= DIRECTIONS =
Count every line where "copyright" occurs. Give the total alone.

★ ★ ★

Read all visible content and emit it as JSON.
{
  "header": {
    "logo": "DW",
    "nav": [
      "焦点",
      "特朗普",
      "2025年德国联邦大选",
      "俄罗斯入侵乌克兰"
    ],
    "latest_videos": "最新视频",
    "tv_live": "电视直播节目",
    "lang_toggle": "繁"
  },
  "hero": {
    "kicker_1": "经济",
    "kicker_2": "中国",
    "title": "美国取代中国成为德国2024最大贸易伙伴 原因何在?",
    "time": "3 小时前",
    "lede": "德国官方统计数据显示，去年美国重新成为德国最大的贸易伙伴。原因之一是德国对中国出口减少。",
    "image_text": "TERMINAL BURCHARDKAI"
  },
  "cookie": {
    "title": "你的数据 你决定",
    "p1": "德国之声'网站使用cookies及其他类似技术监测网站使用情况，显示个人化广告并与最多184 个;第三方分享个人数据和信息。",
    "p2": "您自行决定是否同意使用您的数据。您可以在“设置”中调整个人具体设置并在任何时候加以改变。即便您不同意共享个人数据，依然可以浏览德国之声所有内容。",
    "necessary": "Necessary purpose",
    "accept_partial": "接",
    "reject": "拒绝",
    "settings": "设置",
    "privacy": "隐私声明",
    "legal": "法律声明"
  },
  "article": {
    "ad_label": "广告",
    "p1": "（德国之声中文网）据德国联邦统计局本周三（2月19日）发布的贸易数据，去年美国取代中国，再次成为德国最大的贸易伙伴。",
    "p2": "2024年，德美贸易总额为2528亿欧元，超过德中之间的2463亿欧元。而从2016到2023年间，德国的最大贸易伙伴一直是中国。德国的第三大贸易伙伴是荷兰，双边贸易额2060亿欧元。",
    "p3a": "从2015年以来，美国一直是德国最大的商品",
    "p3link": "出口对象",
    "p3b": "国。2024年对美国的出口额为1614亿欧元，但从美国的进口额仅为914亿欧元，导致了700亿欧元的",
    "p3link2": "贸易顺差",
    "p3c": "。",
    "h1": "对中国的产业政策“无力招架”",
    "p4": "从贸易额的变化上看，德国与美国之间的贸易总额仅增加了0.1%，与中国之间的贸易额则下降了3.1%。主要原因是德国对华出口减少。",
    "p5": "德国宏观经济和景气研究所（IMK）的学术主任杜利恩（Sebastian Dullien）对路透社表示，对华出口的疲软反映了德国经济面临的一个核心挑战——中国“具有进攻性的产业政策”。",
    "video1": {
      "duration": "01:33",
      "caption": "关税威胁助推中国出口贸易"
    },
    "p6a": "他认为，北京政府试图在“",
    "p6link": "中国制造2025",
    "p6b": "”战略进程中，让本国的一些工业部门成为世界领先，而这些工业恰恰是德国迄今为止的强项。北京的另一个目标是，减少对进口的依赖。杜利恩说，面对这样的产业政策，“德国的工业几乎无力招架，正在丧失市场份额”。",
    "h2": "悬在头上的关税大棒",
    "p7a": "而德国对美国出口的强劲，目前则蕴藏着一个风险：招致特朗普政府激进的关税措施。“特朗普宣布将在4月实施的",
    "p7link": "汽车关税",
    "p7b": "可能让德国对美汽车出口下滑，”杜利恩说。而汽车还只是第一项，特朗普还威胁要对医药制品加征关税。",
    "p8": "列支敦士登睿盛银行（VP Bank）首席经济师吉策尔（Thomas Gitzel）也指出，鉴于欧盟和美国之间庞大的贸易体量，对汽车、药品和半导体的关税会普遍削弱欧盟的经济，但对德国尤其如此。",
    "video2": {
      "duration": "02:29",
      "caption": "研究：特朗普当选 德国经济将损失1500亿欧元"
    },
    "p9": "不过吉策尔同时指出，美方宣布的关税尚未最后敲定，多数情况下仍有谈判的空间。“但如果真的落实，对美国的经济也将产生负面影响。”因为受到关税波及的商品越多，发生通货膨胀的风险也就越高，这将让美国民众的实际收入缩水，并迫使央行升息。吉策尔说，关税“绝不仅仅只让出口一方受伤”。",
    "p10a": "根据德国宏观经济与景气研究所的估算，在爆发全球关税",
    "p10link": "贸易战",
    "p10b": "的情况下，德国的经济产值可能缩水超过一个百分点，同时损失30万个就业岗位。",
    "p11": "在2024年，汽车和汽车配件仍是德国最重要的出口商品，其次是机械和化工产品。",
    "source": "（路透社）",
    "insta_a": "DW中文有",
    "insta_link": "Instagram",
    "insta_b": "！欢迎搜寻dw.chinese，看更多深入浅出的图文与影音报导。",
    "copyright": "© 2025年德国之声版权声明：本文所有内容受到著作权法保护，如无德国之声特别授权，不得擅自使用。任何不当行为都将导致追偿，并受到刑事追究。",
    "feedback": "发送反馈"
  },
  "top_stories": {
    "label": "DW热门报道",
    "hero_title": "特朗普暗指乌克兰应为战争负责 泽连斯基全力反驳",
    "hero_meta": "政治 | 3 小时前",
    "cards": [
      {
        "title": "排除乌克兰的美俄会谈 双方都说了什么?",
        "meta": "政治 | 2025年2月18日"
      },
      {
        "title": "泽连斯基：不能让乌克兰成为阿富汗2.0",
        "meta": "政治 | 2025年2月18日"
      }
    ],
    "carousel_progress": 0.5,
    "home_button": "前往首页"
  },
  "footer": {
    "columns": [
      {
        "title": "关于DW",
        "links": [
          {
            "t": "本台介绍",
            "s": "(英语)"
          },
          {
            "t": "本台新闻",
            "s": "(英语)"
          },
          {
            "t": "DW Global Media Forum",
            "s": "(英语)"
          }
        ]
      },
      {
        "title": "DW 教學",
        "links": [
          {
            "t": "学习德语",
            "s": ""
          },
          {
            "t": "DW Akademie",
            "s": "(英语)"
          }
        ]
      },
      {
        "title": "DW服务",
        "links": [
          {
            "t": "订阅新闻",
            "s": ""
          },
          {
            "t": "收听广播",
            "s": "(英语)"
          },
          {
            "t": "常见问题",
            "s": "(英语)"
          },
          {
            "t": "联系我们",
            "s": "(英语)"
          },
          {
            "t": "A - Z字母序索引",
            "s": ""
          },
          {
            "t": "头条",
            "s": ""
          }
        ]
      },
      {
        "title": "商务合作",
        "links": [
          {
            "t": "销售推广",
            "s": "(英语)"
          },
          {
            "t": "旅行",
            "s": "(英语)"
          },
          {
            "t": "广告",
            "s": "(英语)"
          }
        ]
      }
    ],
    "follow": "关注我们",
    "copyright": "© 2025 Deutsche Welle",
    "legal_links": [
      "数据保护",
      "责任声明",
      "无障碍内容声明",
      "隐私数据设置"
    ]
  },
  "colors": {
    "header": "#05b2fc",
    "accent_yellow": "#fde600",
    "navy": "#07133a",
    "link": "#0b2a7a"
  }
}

★ ★ ★

= ANSWER TO THE EXERCISE =
2